What the exercise asks:
Go through the records and show each line where the word "temperature" occurs.
────────────────────
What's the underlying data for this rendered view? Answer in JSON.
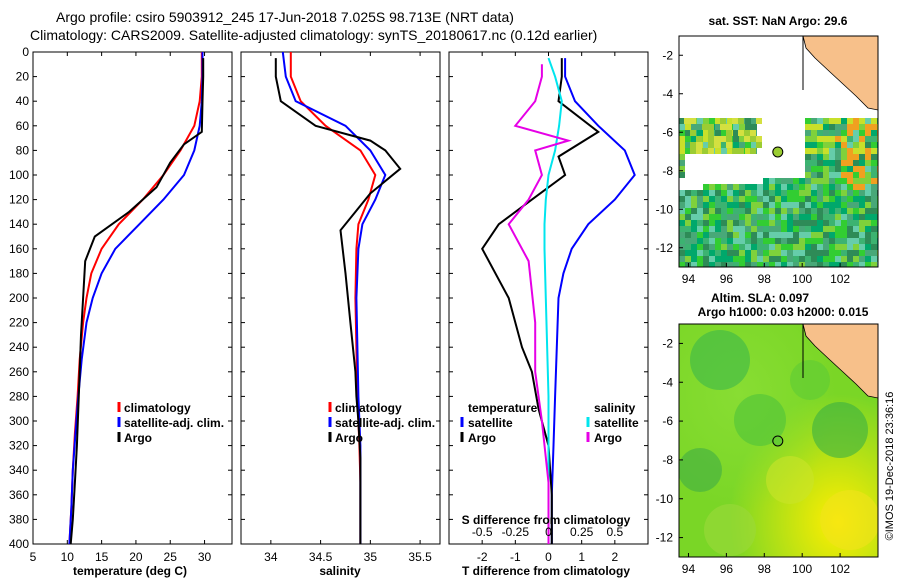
{
  "figure": {
    "title_line1": "Argo profile: csiro 5903912_245 17-Jun-2018 7.025S 98.713E (NRT data)",
    "title_line2": "Climatology: CARS2009. Satellite-adjusted climatology: synTS_20180617.nc (0.12d earlier)",
    "timestamp": "©IMOS 19-Dec-2018 23:36:16"
  },
  "colors": {
    "climatology": "#ff0000",
    "satellite": "#0000ff",
    "argo": "#000000",
    "sal_satellite": "#00e5ee",
    "sal_argo": "#e600e6",
    "land": "#f7c08a"
  },
  "chart_data": [
    {
      "type": "line",
      "name": "temperature-profile",
      "xlabel": "temperature (deg C)",
      "xlim": [
        5,
        34
      ],
      "ylim": [
        0,
        400
      ],
      "xticks": [
        "5",
        "10",
        "15",
        "20",
        "25",
        "30"
      ],
      "xtick_values": [
        5,
        10,
        15,
        20,
        25,
        30
      ],
      "yticks": [
        "0",
        "20",
        "40",
        "60",
        "80",
        "100",
        "120",
        "140",
        "160",
        "180",
        "200",
        "220",
        "240",
        "260",
        "280",
        "300",
        "320",
        "340",
        "360",
        "380",
        "400"
      ],
      "legend": [
        "climatology",
        "satellite-adj. clim.",
        "Argo"
      ],
      "series": [
        {
          "name": "climatology",
          "color": "#ff0000",
          "x": [
            29.6,
            29.6,
            29.3,
            28.5,
            26.5,
            24,
            21,
            17.5,
            15,
            13.5,
            12.8,
            12.3,
            11.8,
            11.5,
            11.1,
            10.8,
            10.6,
            10.3
          ],
          "y": [
            0,
            20,
            40,
            60,
            80,
            100,
            120,
            140,
            160,
            180,
            200,
            220,
            250,
            280,
            310,
            340,
            370,
            400
          ]
        },
        {
          "name": "satellite-adj. clim.",
          "color": "#0000ff",
          "x": [
            29.7,
            29.7,
            29.6,
            29.3,
            28.5,
            27,
            24,
            20.5,
            17,
            15,
            13.7,
            12.8,
            12.1,
            11.6,
            11.2,
            10.8,
            10.6,
            10.3
          ],
          "y": [
            0,
            20,
            40,
            60,
            80,
            100,
            120,
            140,
            160,
            180,
            200,
            220,
            250,
            280,
            310,
            340,
            370,
            400
          ]
        },
        {
          "name": "Argo",
          "color": "#000000",
          "x": [
            29.8,
            29.8,
            29.7,
            29.6,
            27,
            25,
            23,
            19,
            14,
            12.6,
            12.3,
            12,
            11.8,
            11.6,
            11.4,
            11.1,
            10.8,
            10.5
          ],
          "y": [
            5,
            20,
            40,
            65,
            75,
            90,
            110,
            130,
            150,
            170,
            200,
            230,
            260,
            290,
            320,
            350,
            380,
            400
          ]
        }
      ]
    },
    {
      "type": "line",
      "name": "salinity-profile",
      "xlabel": "salinity",
      "xlim": [
        33.7,
        35.7
      ],
      "ylim": [
        0,
        400
      ],
      "xticks": [
        "34",
        "34.5",
        "35",
        "35.5"
      ],
      "xtick_values": [
        34,
        34.5,
        35,
        35.5
      ],
      "legend": [
        "climatology",
        "satellite-adj. clim.",
        "Argo"
      ],
      "series": [
        {
          "name": "climatology",
          "color": "#ff0000",
          "x": [
            34.2,
            34.2,
            34.3,
            34.55,
            34.9,
            35.05,
            34.98,
            34.88,
            34.86,
            34.85,
            34.86,
            34.87,
            34.88,
            34.89,
            34.9,
            34.9,
            34.9
          ],
          "y": [
            0,
            20,
            40,
            60,
            80,
            100,
            120,
            140,
            160,
            200,
            240,
            280,
            300,
            320,
            350,
            380,
            400
          ]
        },
        {
          "name": "satellite-adj. clim.",
          "color": "#0000ff",
          "x": [
            34.12,
            34.15,
            34.25,
            34.75,
            35.0,
            35.15,
            35.05,
            34.92,
            34.88,
            34.86,
            34.87,
            34.88,
            34.89,
            34.9,
            34.9,
            34.9,
            34.9
          ],
          "y": [
            0,
            20,
            40,
            60,
            80,
            100,
            120,
            140,
            160,
            200,
            240,
            280,
            300,
            320,
            350,
            380,
            400
          ]
        },
        {
          "name": "Argo",
          "color": "#000000",
          "x": [
            34.05,
            34.05,
            34.1,
            34.45,
            35.0,
            35.15,
            35.3,
            35.0,
            34.85,
            34.7,
            34.75,
            34.8,
            34.85,
            34.86,
            34.88,
            34.9,
            34.9,
            34.9
          ],
          "y": [
            5,
            20,
            40,
            60,
            72,
            80,
            95,
            115,
            130,
            145,
            180,
            220,
            260,
            280,
            300,
            330,
            370,
            400
          ]
        }
      ]
    },
    {
      "type": "line",
      "name": "difference-profile",
      "xlabel": "T difference from climatology",
      "xlabel_top": "S difference from climatology",
      "xlim": [
        -3,
        3
      ],
      "ylim": [
        0,
        400
      ],
      "xticks": [
        "-2",
        "-1",
        "0",
        "1",
        "2"
      ],
      "xtick_values": [
        -2,
        -1,
        0,
        1,
        2
      ],
      "xticks_top": [
        "-0.5",
        "-0.25",
        "0",
        "0.25",
        "0.5"
      ],
      "legend": [
        "temperature",
        "satellite",
        "Argo",
        "salinity",
        "satellite",
        "Argo"
      ],
      "series": [
        {
          "name": "T satellite",
          "color": "#0000ff",
          "x": [
            0.5,
            0.5,
            0.8,
            1.5,
            2.3,
            2.6,
            2.0,
            1.2,
            0.7,
            0.45,
            0.3,
            0.25,
            0.2,
            0.15,
            0.1,
            0.1
          ],
          "y": [
            5,
            20,
            40,
            60,
            80,
            100,
            120,
            140,
            160,
            180,
            200,
            240,
            280,
            320,
            360,
            400
          ]
        },
        {
          "name": "T Argo",
          "color": "#000000",
          "x": [
            0.4,
            0.4,
            0.3,
            1.5,
            0.3,
            0.5,
            -0.5,
            -1.5,
            -2.0,
            -1.2,
            -0.8,
            -0.5,
            -0.3,
            0.0,
            0.1,
            0.1
          ],
          "y": [
            5,
            20,
            40,
            65,
            85,
            100,
            120,
            140,
            160,
            200,
            240,
            260,
            290,
            320,
            360,
            400
          ]
        },
        {
          "name": "S satellite",
          "color": "#00e5ee",
          "x": [
            0.0,
            0.05,
            0.1,
            0.08,
            0.05,
            0.0,
            -0.02,
            -0.03,
            -0.03,
            -0.02,
            0.0,
            0.0,
            0.0
          ],
          "y": [
            5,
            20,
            40,
            60,
            80,
            100,
            120,
            140,
            160,
            200,
            280,
            340,
            400
          ]
        },
        {
          "name": "S Argo",
          "color": "#e600e6",
          "x": [
            -0.05,
            -0.05,
            -0.1,
            -0.25,
            0.15,
            -0.1,
            -0.05,
            -0.15,
            -0.3,
            -0.15,
            -0.1,
            -0.1,
            -0.05,
            0.0,
            0.0
          ],
          "y": [
            10,
            20,
            40,
            60,
            72,
            80,
            100,
            120,
            140,
            170,
            220,
            260,
            300,
            350,
            400
          ]
        }
      ]
    },
    {
      "type": "heatmap",
      "name": "sst-map",
      "title": "sat. SST: NaN Argo: 29.6",
      "xlim": [
        93.5,
        104
      ],
      "ylim": [
        -13,
        -1
      ],
      "xticks": [
        "94",
        "96",
        "98",
        "100",
        "102"
      ],
      "xtick_values": [
        94,
        96,
        98,
        100,
        102
      ],
      "yticks": [
        "-2",
        "-4",
        "-6",
        "-8",
        "-10",
        "-12"
      ],
      "ytick_values": [
        -2,
        -4,
        -6,
        -8,
        -10,
        -12
      ],
      "argo_position": [
        98.713,
        -7.025
      ]
    },
    {
      "type": "heatmap",
      "name": "sla-map",
      "title_line1": "Altim. SLA: 0.097",
      "title_line2": "Argo h1000: 0.03 h2000: 0.015",
      "xlim": [
        93.5,
        104
      ],
      "ylim": [
        -13,
        -1
      ],
      "xticks": [
        "94",
        "96",
        "98",
        "100",
        "102"
      ],
      "xtick_values": [
        94,
        96,
        98,
        100,
        102
      ],
      "yticks": [
        "-2",
        "-4",
        "-6",
        "-8",
        "-10",
        "-12"
      ],
      "ytick_values": [
        -2,
        -4,
        -6,
        -8,
        -10,
        -12
      ],
      "argo_position": [
        98.713,
        -7.025
      ]
    }
  ]
}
────────────────────
The output:
      "name": "temperature-profile",
      "xlabel": "temperature (deg C)",
        "temperature",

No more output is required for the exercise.